**WORK TO DO:** From the entries below, list each line with "name".

**MATERIALS PROVIDED:**
● ● ●
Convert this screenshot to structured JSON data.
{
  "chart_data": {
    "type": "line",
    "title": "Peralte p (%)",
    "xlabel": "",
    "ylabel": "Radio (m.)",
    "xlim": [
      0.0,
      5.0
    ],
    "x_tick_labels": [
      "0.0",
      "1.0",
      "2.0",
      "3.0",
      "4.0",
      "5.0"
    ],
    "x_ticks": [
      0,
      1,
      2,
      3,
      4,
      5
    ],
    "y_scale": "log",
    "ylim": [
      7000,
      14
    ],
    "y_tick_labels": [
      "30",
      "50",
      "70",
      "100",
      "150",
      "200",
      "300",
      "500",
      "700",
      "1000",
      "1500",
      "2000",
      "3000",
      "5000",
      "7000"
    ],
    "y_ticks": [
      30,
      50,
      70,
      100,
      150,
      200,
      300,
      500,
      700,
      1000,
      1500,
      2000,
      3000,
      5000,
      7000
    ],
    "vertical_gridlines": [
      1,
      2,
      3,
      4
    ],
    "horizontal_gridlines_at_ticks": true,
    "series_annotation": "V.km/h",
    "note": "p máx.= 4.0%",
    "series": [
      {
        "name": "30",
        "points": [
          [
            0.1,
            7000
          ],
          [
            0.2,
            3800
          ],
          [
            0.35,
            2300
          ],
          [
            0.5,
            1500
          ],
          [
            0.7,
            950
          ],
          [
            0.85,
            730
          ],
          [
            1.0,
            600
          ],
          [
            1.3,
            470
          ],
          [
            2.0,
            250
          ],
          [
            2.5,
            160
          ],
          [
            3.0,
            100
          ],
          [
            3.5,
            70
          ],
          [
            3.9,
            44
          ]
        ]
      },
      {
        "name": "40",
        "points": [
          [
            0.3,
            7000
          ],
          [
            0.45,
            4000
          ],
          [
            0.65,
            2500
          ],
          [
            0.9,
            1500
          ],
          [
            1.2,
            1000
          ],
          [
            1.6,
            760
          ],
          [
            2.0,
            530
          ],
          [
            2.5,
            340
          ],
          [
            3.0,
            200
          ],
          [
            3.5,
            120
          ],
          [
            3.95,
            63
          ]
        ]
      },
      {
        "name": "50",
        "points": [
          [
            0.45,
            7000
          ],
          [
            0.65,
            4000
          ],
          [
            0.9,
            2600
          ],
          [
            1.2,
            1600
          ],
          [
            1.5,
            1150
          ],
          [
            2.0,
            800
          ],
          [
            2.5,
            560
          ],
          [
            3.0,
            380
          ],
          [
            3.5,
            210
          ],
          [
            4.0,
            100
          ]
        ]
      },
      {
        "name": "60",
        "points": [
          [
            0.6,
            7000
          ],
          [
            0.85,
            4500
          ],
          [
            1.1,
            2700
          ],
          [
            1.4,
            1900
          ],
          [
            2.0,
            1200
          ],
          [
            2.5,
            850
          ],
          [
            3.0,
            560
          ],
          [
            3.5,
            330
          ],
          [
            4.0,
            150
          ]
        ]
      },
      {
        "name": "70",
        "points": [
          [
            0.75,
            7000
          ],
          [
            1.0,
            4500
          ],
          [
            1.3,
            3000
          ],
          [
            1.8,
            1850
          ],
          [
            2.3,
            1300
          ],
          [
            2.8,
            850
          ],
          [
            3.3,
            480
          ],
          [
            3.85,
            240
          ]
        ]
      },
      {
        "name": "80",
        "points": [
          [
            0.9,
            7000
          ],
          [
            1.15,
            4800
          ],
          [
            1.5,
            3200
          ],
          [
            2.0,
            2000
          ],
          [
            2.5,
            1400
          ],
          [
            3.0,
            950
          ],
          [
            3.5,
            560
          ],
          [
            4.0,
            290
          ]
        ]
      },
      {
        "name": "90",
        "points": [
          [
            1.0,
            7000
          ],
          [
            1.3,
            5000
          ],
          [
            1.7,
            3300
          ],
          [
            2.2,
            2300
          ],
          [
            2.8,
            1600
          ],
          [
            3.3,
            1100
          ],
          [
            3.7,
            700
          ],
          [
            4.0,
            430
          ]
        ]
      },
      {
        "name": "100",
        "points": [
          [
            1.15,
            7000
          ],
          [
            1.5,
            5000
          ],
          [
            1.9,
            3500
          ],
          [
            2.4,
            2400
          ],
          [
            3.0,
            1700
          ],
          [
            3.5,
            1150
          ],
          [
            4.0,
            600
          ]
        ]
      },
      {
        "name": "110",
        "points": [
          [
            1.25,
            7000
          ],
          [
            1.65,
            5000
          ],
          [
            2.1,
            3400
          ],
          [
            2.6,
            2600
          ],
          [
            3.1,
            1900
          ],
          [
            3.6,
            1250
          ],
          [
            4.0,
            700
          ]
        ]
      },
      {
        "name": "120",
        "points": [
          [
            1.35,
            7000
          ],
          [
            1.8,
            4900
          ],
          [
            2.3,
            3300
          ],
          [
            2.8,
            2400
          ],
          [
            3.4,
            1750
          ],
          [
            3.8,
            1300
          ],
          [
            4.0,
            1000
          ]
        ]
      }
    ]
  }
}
● ● ●
**FINAL ANSWER:**
        "name": "30",
        "name": "40",
        "name": "50",
        "name": "60",
        "name": "70",
        "name": "80",
        "name": "90",
        "name": "100",
        "name": "110",
        "name": "120",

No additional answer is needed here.